→ TASK DETAILS:
Copy each line that contains the string "очень".

→ SUPPLIED INFORMATION:
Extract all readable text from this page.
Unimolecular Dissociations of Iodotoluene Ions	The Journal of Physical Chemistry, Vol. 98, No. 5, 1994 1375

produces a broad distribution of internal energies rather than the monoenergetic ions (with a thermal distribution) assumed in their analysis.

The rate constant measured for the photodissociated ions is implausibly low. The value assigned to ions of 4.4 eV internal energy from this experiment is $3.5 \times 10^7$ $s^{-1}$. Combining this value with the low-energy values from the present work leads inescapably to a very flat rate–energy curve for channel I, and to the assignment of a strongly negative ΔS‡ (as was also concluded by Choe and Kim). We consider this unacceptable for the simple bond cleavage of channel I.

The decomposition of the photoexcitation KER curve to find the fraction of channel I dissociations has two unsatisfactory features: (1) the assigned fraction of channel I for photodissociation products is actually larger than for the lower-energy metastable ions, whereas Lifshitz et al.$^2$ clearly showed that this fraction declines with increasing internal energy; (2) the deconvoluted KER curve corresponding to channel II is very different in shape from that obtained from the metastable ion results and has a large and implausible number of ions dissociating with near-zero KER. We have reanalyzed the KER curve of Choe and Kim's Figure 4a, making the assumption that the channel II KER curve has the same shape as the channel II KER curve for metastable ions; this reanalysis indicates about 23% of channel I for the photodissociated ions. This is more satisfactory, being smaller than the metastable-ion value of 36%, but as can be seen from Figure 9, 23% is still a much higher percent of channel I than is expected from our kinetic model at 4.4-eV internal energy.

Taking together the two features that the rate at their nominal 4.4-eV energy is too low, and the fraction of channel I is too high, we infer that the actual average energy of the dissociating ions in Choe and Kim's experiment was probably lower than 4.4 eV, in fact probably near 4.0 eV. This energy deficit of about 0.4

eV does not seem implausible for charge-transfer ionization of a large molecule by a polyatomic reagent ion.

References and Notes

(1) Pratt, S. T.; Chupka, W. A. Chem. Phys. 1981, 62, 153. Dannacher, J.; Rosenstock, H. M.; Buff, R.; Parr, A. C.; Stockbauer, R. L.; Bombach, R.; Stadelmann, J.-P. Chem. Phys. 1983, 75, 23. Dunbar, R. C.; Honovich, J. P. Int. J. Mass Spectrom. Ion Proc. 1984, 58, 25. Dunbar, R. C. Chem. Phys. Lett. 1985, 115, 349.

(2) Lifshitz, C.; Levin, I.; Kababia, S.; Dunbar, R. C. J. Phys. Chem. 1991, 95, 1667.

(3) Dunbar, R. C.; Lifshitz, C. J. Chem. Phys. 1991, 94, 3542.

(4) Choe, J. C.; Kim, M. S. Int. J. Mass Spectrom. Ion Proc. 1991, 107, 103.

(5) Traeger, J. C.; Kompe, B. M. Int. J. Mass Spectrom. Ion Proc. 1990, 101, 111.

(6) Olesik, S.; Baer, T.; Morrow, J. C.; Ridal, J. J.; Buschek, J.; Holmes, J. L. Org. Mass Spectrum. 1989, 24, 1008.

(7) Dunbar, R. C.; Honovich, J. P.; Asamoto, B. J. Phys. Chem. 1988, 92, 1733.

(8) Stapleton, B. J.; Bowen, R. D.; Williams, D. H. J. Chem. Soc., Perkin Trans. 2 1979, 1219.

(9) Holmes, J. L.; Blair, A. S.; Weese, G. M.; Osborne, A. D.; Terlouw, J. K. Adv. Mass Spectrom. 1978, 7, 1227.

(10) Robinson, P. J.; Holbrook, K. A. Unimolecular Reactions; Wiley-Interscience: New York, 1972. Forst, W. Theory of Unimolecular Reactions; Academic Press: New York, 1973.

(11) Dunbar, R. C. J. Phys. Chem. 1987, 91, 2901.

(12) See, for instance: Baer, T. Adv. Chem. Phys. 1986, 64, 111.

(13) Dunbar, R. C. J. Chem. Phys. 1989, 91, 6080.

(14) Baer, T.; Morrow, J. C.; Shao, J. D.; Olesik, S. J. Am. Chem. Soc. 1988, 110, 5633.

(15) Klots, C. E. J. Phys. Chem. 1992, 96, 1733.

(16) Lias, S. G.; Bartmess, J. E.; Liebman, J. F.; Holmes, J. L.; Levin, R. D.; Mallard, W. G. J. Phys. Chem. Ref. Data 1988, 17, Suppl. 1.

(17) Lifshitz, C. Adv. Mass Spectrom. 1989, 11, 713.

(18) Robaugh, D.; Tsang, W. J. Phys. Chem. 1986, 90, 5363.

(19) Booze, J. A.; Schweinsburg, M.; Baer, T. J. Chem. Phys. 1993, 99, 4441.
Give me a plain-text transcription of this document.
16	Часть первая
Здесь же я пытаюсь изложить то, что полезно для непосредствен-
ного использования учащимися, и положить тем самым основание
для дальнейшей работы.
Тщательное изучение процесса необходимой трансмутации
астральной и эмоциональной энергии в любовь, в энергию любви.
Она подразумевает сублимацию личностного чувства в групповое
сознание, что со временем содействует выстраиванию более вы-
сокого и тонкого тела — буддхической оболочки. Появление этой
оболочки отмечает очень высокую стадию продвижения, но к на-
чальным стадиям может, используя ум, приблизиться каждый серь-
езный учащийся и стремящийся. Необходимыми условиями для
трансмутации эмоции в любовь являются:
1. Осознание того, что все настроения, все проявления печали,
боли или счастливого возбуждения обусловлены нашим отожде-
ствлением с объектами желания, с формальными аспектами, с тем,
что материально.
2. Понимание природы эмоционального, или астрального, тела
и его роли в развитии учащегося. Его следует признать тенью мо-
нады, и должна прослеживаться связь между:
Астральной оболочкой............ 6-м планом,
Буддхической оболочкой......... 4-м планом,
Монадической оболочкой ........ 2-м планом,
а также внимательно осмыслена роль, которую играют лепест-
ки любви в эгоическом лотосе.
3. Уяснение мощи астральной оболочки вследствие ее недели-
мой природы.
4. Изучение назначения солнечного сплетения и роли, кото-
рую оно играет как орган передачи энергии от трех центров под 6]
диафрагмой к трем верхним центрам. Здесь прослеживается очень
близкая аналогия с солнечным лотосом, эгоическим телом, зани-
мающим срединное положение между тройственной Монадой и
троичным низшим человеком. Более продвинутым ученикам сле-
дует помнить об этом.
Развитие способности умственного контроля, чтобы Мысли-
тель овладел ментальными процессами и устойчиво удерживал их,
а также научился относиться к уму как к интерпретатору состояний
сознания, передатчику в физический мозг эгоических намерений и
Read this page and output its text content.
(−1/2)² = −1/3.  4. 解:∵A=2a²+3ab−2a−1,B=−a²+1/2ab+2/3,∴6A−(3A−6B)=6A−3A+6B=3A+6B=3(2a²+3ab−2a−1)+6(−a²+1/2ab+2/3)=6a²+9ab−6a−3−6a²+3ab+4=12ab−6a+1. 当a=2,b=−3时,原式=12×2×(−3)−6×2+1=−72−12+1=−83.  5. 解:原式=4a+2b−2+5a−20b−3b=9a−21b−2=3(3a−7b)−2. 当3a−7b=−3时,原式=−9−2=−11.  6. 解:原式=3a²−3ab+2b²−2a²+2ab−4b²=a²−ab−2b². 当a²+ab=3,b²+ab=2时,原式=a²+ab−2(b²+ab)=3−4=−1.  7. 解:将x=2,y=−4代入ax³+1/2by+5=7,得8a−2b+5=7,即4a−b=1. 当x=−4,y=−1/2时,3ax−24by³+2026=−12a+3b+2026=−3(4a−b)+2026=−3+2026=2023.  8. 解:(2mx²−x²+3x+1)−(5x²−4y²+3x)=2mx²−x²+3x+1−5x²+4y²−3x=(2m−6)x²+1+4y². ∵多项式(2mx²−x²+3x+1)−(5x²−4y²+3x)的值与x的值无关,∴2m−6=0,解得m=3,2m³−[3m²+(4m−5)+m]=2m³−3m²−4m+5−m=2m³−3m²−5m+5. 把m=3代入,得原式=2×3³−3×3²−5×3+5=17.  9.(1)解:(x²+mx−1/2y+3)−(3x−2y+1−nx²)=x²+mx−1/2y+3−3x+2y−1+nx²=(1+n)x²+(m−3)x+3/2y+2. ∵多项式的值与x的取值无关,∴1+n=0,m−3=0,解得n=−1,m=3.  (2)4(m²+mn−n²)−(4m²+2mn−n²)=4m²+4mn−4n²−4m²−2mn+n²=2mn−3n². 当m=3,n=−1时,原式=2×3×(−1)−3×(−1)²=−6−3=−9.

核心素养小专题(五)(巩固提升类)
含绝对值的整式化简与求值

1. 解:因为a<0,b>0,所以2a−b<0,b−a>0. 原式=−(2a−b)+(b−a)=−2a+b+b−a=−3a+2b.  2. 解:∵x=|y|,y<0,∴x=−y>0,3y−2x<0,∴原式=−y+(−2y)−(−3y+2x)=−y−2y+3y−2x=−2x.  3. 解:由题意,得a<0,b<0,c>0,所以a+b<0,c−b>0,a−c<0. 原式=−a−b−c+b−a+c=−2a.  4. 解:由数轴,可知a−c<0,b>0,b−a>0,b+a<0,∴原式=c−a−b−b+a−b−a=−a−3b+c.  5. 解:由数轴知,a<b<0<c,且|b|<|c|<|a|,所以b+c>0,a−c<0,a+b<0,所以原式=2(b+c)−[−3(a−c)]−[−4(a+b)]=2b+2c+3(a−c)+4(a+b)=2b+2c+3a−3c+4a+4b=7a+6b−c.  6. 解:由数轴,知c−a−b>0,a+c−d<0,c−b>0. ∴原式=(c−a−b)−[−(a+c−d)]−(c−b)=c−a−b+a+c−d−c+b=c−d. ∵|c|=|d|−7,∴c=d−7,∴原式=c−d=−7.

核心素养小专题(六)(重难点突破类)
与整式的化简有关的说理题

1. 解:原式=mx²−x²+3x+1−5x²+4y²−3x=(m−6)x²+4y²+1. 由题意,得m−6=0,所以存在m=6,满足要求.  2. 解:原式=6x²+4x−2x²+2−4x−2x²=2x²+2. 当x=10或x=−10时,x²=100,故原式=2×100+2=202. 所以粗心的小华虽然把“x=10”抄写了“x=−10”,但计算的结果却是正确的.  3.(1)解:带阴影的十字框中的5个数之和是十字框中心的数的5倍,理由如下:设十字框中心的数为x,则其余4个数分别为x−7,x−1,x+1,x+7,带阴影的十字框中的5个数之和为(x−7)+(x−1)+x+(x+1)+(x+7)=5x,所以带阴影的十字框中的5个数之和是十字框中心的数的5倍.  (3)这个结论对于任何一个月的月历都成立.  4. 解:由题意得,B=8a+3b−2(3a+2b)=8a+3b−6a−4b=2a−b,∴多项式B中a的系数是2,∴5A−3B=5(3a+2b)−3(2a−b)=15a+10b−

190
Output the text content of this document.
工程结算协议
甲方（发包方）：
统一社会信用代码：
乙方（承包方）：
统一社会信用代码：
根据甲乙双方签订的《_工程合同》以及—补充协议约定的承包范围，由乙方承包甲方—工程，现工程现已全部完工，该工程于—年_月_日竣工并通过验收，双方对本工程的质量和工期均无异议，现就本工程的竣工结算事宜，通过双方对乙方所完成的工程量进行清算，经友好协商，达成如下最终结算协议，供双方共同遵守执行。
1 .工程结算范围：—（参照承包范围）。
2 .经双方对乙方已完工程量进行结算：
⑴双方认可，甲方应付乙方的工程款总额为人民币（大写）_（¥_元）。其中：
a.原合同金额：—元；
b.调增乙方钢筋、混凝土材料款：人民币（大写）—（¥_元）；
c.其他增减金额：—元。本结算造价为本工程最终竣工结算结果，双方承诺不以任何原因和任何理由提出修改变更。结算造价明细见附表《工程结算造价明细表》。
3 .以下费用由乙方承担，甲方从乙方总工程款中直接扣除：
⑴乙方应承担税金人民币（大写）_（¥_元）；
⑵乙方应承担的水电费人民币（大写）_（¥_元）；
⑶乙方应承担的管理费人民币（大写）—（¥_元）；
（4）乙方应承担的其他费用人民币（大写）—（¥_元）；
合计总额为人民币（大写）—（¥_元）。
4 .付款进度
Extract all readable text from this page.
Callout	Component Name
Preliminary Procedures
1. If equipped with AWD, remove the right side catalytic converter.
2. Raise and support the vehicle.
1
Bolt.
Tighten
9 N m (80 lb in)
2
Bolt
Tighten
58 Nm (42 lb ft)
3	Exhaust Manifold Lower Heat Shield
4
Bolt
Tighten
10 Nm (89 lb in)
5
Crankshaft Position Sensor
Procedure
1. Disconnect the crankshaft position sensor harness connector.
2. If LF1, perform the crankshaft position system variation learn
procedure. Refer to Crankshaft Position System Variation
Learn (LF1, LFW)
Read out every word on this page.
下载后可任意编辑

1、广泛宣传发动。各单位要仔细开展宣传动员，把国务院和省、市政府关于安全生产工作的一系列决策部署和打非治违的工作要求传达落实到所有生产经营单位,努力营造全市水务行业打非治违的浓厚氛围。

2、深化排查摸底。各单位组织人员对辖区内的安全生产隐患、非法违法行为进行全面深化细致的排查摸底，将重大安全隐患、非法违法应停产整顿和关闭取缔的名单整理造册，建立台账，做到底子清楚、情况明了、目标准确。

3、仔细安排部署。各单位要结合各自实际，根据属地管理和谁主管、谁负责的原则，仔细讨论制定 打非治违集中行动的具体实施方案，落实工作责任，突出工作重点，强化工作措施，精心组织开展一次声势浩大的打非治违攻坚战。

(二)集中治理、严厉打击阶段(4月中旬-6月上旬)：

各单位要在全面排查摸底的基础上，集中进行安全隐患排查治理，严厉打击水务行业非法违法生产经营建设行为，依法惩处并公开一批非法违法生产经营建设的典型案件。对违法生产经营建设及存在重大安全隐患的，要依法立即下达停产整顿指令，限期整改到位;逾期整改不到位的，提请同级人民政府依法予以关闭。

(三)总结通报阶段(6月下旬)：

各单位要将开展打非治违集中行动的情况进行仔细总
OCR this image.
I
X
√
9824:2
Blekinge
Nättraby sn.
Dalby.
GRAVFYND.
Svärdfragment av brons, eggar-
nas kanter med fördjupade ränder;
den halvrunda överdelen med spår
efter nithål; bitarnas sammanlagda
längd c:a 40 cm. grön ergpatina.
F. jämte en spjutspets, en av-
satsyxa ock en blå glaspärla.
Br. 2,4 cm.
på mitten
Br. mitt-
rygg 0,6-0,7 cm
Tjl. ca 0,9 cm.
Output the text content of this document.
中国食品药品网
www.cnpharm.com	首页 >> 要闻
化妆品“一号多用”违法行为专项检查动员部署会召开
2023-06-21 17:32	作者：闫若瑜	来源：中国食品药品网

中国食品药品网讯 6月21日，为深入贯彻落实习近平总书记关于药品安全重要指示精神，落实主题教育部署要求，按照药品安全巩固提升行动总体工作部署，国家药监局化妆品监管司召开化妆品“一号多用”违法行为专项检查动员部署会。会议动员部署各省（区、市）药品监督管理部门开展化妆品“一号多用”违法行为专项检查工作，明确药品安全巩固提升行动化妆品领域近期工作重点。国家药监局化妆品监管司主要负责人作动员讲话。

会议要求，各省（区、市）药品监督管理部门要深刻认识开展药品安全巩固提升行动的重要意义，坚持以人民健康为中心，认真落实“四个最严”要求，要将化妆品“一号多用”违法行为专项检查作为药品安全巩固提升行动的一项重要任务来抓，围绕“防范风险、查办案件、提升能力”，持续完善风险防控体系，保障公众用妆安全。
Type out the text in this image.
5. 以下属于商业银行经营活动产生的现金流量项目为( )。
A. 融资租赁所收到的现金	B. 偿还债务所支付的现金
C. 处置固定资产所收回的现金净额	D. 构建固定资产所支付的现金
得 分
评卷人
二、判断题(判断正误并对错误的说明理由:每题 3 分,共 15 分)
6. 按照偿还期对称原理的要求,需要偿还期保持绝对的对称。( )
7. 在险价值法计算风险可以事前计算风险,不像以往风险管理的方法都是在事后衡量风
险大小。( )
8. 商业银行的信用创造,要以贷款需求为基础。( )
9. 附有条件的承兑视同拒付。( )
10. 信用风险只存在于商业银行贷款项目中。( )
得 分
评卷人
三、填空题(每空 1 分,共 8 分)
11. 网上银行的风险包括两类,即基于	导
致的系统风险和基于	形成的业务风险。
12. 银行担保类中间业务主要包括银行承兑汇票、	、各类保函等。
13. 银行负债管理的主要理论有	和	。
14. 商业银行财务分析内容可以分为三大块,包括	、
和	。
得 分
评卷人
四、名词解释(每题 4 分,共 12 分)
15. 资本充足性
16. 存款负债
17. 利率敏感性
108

→ CORRECT ANSWER:
оболочки отмечает очень высокую стадию продвижения, но к на-
диафрагмой к трем верхним центрам. Здесь прослеживается очень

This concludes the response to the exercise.